◆ Work to be completed ◆
Update the records from the start through the line containing "List UI elements", replacing every "data-label" with "value-label" and leaving everything else unchanged. Leave the pictures out of your answer.

start Dataset records

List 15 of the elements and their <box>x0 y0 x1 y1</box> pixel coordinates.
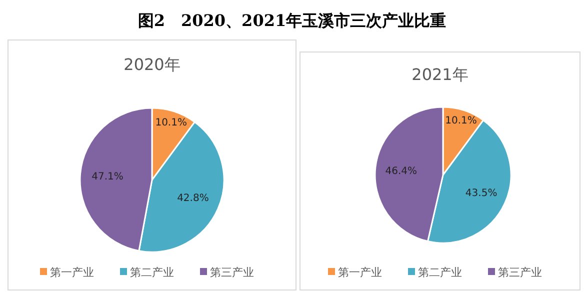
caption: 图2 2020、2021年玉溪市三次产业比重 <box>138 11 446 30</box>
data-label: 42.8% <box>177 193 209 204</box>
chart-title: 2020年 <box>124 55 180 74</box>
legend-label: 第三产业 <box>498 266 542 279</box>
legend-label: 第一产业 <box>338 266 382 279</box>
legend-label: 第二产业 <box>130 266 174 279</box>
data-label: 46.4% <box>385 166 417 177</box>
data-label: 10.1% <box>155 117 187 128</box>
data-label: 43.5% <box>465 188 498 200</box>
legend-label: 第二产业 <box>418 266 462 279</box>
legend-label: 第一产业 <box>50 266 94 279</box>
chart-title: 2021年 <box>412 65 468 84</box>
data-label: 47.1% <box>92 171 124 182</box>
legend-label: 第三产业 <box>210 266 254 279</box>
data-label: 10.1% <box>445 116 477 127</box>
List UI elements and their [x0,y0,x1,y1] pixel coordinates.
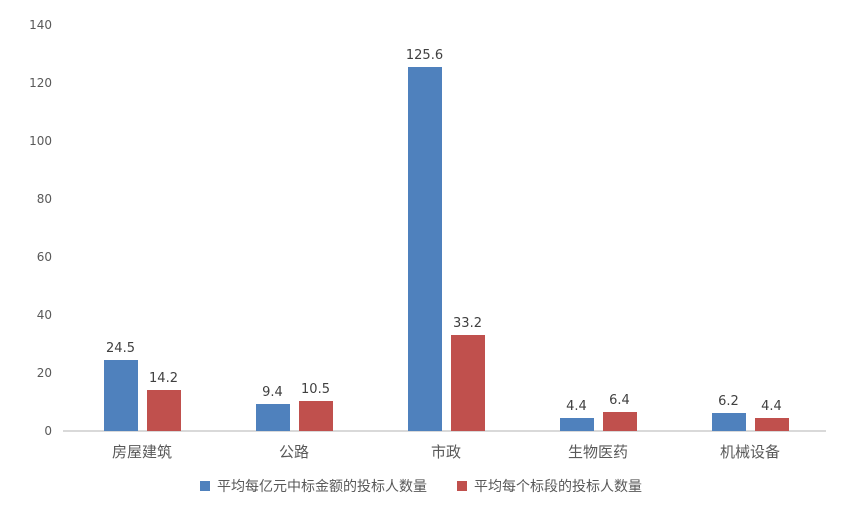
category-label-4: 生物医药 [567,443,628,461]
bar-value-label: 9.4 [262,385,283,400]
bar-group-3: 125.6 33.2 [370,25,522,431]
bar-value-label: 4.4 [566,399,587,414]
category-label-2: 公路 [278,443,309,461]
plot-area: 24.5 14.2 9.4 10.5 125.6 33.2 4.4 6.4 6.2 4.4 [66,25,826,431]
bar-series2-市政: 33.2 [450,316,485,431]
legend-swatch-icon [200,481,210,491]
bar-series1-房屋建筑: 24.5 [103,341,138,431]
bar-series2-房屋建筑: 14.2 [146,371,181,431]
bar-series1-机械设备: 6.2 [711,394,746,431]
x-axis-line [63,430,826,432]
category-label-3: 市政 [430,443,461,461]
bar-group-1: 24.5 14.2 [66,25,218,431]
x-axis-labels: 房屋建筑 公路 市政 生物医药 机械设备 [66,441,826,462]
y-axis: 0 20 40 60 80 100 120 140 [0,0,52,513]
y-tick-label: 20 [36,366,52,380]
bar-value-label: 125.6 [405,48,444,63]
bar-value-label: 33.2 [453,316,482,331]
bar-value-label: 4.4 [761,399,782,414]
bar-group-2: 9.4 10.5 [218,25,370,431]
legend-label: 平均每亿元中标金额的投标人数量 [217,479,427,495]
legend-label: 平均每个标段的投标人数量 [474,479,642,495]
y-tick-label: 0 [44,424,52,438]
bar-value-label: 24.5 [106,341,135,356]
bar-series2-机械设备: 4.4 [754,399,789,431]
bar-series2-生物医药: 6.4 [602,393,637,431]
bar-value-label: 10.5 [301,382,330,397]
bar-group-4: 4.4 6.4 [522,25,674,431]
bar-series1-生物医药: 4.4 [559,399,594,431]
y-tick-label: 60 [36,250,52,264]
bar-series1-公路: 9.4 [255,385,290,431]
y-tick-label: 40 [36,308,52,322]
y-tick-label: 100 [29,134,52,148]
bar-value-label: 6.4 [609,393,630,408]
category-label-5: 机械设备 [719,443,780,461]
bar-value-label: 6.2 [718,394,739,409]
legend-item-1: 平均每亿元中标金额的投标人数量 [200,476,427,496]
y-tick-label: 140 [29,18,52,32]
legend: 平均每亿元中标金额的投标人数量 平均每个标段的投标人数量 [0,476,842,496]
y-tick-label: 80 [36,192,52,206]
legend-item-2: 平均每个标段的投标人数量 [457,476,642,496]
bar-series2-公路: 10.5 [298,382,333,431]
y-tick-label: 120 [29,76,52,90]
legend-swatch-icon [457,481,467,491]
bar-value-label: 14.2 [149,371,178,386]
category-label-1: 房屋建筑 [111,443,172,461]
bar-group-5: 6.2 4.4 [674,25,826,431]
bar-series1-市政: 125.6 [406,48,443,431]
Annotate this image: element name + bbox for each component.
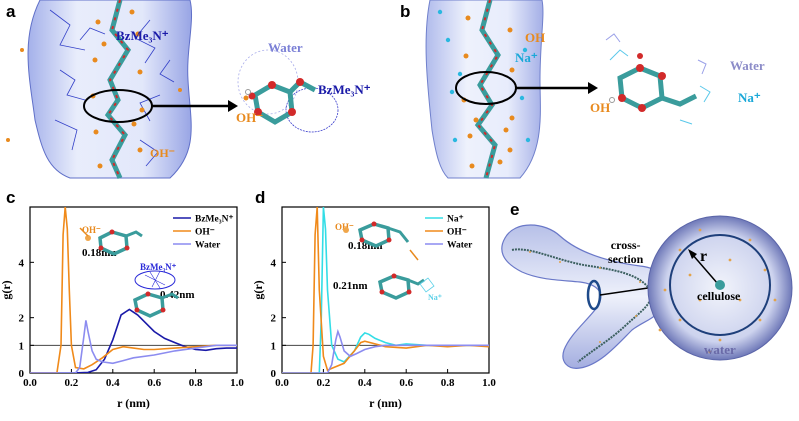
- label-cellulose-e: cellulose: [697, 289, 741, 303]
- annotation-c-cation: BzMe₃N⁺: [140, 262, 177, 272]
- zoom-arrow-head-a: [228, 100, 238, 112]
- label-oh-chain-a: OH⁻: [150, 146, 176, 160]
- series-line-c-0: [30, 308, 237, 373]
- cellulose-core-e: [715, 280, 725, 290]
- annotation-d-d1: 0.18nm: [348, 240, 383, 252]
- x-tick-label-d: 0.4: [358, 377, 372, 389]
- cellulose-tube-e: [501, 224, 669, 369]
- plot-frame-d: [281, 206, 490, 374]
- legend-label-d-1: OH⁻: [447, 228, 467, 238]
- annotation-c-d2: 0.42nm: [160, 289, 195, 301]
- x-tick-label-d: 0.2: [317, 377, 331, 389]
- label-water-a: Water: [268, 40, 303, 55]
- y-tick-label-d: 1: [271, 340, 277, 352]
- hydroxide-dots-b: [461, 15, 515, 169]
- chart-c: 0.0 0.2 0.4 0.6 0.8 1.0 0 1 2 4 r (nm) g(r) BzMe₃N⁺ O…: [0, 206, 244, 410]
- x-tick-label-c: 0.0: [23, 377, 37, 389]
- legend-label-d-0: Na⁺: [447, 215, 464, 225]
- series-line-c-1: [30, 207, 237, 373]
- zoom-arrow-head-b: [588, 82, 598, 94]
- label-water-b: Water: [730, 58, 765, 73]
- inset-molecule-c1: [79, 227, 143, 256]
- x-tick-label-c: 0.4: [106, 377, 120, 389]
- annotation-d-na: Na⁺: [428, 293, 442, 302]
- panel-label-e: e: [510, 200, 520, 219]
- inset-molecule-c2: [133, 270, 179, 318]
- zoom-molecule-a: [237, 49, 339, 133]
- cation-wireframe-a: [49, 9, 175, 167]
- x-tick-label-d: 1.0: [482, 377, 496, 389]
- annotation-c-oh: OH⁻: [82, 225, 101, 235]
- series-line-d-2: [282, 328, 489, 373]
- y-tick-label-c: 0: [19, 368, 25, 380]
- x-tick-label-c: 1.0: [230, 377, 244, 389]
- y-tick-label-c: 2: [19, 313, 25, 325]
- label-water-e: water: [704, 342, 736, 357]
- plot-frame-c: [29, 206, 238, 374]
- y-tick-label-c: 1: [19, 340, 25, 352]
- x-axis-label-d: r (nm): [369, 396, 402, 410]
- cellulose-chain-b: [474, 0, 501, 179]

end Dataset records

◆ Answer for the task ◆
List 15 of the elements and their <box>x0 y0 x1 y1</box> pixel coordinates.
caption: 图2 2020、2021年玉溪市三次产业比重 <box>138 11 446 30</box>
value-label: 42.8% <box>177 193 209 204</box>
chart-title: 2020年 <box>124 55 180 74</box>
legend-label: 第三产业 <box>498 266 542 279</box>
legend-label: 第一产业 <box>338 266 382 279</box>
legend-label: 第二产业 <box>130 266 174 279</box>
value-label: 46.4% <box>385 166 417 177</box>
value-label: 10.1% <box>155 117 187 128</box>
value-label: 43.5% <box>465 188 498 200</box>
legend-label: 第二产业 <box>418 266 462 279</box>
legend-label: 第一产业 <box>50 266 94 279</box>
chart-title: 2021年 <box>412 65 468 84</box>
value-label: 47.1% <box>92 171 124 182</box>
legend-label: 第三产业 <box>210 266 254 279</box>
value-label: 10.1% <box>445 116 477 127</box>
List UI elements and their [x0,y0,x1,y1] pixel coordinates.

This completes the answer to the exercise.